- **DATASET ROWS**
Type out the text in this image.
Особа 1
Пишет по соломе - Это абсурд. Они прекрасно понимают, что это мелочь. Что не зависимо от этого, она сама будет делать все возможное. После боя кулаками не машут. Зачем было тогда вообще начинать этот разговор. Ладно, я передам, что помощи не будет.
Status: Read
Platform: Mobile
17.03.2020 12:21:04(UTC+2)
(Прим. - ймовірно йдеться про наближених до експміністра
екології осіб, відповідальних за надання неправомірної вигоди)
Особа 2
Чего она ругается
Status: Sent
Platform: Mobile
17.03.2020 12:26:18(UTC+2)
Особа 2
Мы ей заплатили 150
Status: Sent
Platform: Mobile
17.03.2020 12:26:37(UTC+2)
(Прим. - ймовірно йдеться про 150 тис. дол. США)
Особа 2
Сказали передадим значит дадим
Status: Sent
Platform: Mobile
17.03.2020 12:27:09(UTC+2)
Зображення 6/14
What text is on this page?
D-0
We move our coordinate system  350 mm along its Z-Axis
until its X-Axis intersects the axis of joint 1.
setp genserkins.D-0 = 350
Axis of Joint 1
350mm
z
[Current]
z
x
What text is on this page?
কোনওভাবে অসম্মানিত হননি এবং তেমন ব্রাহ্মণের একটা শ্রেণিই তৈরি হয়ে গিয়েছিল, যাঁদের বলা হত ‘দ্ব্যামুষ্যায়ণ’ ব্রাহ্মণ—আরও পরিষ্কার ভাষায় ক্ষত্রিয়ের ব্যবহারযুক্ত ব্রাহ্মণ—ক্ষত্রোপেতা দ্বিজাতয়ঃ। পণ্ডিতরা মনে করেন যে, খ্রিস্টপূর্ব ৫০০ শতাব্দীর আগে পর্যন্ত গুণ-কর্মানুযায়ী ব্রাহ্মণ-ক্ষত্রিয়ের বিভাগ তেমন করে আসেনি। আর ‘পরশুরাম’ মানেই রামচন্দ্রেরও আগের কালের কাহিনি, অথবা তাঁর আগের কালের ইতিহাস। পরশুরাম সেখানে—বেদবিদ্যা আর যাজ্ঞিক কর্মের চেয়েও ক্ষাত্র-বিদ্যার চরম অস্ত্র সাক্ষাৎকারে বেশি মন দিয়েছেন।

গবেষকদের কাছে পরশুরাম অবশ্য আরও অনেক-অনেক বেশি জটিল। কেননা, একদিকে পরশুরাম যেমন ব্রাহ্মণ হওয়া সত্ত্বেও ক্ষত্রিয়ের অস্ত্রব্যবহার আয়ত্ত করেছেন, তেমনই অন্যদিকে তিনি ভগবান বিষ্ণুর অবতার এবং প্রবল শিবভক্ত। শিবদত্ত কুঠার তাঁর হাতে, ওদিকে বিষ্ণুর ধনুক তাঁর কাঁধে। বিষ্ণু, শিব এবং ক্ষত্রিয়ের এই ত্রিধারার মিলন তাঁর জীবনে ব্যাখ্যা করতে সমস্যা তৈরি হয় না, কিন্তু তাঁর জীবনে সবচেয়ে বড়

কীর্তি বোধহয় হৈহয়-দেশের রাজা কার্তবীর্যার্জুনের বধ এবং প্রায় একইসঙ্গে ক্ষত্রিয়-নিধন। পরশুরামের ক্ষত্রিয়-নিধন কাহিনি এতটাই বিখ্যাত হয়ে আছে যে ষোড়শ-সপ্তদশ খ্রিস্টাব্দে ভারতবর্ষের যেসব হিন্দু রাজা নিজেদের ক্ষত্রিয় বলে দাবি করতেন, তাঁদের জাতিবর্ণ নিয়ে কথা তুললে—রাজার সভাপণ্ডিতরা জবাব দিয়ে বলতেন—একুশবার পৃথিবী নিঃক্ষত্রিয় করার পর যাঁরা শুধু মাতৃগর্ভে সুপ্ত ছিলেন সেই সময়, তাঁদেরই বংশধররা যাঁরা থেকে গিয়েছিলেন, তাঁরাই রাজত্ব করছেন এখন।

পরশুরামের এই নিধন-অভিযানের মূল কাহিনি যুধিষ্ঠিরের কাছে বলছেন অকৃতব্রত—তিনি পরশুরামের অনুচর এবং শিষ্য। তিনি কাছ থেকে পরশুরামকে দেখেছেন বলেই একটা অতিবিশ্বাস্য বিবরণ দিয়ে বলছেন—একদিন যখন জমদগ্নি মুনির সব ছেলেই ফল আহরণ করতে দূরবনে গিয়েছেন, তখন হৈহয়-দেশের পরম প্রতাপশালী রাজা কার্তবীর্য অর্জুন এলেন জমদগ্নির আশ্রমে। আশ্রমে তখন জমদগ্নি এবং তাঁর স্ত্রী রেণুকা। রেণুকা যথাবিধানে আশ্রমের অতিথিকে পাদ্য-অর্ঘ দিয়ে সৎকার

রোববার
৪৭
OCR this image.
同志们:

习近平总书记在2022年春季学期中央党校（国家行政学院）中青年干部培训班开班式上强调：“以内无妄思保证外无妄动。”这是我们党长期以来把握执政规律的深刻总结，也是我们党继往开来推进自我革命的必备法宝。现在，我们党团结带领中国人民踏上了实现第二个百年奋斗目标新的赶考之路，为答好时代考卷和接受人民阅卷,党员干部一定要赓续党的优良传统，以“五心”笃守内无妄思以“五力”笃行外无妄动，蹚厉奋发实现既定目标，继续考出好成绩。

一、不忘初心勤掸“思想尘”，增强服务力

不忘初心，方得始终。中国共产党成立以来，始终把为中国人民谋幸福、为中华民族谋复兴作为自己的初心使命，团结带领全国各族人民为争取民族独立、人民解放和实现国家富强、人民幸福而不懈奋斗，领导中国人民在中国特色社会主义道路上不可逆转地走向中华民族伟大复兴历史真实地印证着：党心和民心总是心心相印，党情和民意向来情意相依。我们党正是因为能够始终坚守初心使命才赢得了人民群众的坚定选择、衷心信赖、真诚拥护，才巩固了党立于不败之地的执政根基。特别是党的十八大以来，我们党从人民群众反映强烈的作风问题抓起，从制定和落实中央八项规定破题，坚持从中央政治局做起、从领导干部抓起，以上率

- **WRITTEN REQUEST**
Could you reproduce every record above exactly as it appears?

- **THE OUTPUT**
Type out the text in this image.
Особа 1
Пишет по соломе - Это абсурд. Они прекрасно понимают, что это мелочь. Что не зависимо от этого, она сама будет делать все возможное. После боя кулаками не машут. Зачем было тогда вообще начинать этот разговор. Ладно, я передам, что помощи не будет.
Status: Read
Platform: Mobile
17.03.2020 12:21:04(UTC+2)
(Прим. - ймовірно йдеться про наближених до експміністра
екології осіб, відповідальних за надання неправомірної вигоди)
Особа 2
Чего она ругается
Status: Sent
Platform: Mobile
17.03.2020 12:26:18(UTC+2)
Особа 2
Мы ей заплатили 150
Status: Sent
Platform: Mobile
17.03.2020 12:26:37(UTC+2)
(Прим. - ймовірно йдеться про 150 тис. дол. США)
Особа 2
Сказали передадим значит дадим
Status: Sent
Platform: Mobile
17.03.2020 12:27:09(UTC+2)
Зображення 6/14
What text is on this page?
D-0
We move our coordinate system  350 mm along its Z-Axis
until its X-Axis intersects the axis of joint 1.
setp genserkins.D-0 = 350
Axis of Joint 1
350mm
z
[Current]
z
x
What text is on this page?
কোনওভাবে অসম্মানিত হননি এবং তেমন ব্রাহ্মণের একটা শ্রেণিই তৈরি হয়ে গিয়েছিল, যাঁদের বলা হত ‘দ্ব্যামুষ্যায়ণ’ ব্রাহ্মণ—আরও পরিষ্কার ভাষায় ক্ষত্রিয়ের ব্যবহারযুক্ত ব্রাহ্মণ—ক্ষত্রোপেতা দ্বিজাতয়ঃ। পণ্ডিতরা মনে করেন যে, খ্রিস্টপূর্ব ৫০০ শতাব্দীর আগে পর্যন্ত গুণ-কর্মানুযায়ী ব্রাহ্মণ-ক্ষত্রিয়ের বিভাগ তেমন করে আসেনি। আর ‘পরশুরাম’ মানেই রামচন্দ্রেরও আগের কালের কাহিনি, অথবা তাঁর আগের কালের ইতিহাস। পরশুরাম সেখানে—বেদবিদ্যা আর যাজ্ঞিক কর্মের চেয়েও ক্ষাত্র-বিদ্যার চরম অস্ত্র সাক্ষাৎকারে বেশি মন দিয়েছেন।

গবেষকদের কাছে পরশুরাম অবশ্য আরও অনেক-অনেক বেশি জটিল। কেননা, একদিকে পরশুরাম যেমন ব্রাহ্মণ হওয়া সত্ত্বেও ক্ষত্রিয়ের অস্ত্রব্যবহার আয়ত্ত করেছেন, তেমনই অন্যদিকে তিনি ভগবান বিষ্ণুর অবতার এবং প্রবল শিবভক্ত। শিবদত্ত কুঠার তাঁর হাতে, ওদিকে বিষ্ণুর ধনুক তাঁর কাঁধে। বিষ্ণু, শিব এবং ক্ষত্রিয়ের এই ত্রিধারার মিলন তাঁর জীবনে ব্যাখ্যা করতে সমস্যা তৈরি হয় না, কিন্তু তাঁর জীবনে সবচেয়ে বড়

কীর্তি বোধহয় হৈহয়-দেশের রাজা কার্তবীর্যার্জুনের বধ এবং প্রায় একইসঙ্গে ক্ষত্রিয়-নিধন। পরশুরামের ক্ষত্রিয়-নিধন কাহিনি এতটাই বিখ্যাত হয়ে আছে যে ষোড়শ-সপ্তদশ খ্রিস্টাব্দে ভারতবর্ষের যেসব হিন্দু রাজা নিজেদের ক্ষত্রিয় বলে দাবি করতেন, তাঁদের জাতিবর্ণ নিয়ে কথা তুললে—রাজার সভাপণ্ডিতরা জবাব দিয়ে বলতেন—একুশবার পৃথিবী নিঃক্ষত্রিয় করার পর যাঁরা শুধু মাতৃগর্ভে সুপ্ত ছিলেন সেই সময়, তাঁদেরই বংশধররা যাঁরা থেকে গিয়েছিলেন, তাঁরাই রাজত্ব করছেন এখন।

পরশুরামের এই নিধন-অভিযানের মূল কাহিনি যুধিষ্ঠিরের কাছে বলছেন অকৃতব্রত—তিনি পরশুরামের অনুচর এবং শিষ্য। তিনি কাছ থেকে পরশুরামকে দেখেছেন বলেই একটা অতিবিশ্বাস্য বিবরণ দিয়ে বলছেন—একদিন যখন জমদগ্নি মুনির সব ছেলেই ফল আহরণ করতে দূরবনে গিয়েছেন, তখন হৈহয়-দেশের পরম প্রতাপশালী রাজা কার্তবীর্য অর্জুন এলেন জমদগ্নির আশ্রমে। আশ্রমে তখন জমদগ্নি এবং তাঁর স্ত্রী রেণুকা। রেণুকা যথাবিধানে আশ্রমের অতিথিকে পাদ্য-অর্ঘ দিয়ে সৎকার

রোববার
৪৭
OCR this image.
同志们:

习近平总书记在2022年春季学期中央党校（国家行政学院）中青年干部培训班开班式上强调：“以内无妄思保证外无妄动。”这是我们党长期以来把握执政规律的深刻总结，也是我们党继往开来推进自我革命的必备法宝。现在，我们党团结带领中国人民踏上了实现第二个百年奋斗目标新的赶考之路，为答好时代考卷和接受人民阅卷,党员干部一定要赓续党的优良传统，以“五心”笃守内无妄思以“五力”笃行外无妄动，蹚厉奋发实现既定目标，继续考出好成绩。

一、不忘初心勤掸“思想尘”，增强服务力

不忘初心，方得始终。中国共产党成立以来，始终把为中国人民谋幸福、为中华民族谋复兴作为自己的初心使命，团结带领全国各族人民为争取民族独立、人民解放和实现国家富强、人民幸福而不懈奋斗，领导中国人民在中国特色社会主义道路上不可逆转地走向中华民族伟大复兴历史真实地印证着：党心和民心总是心心相印，党情和民意向来情意相依。我们党正是因为能够始终坚守初心使命才赢得了人民群众的坚定选择、衷心信赖、真诚拥护，才巩固了党立于不败之地的执政根基。特别是党的十八大以来，我们党从人民群众反映强烈的作风问题抓起，从制定和落实中央八项规定破题，坚持从中央政治局做起、从领导干部抓起，以上率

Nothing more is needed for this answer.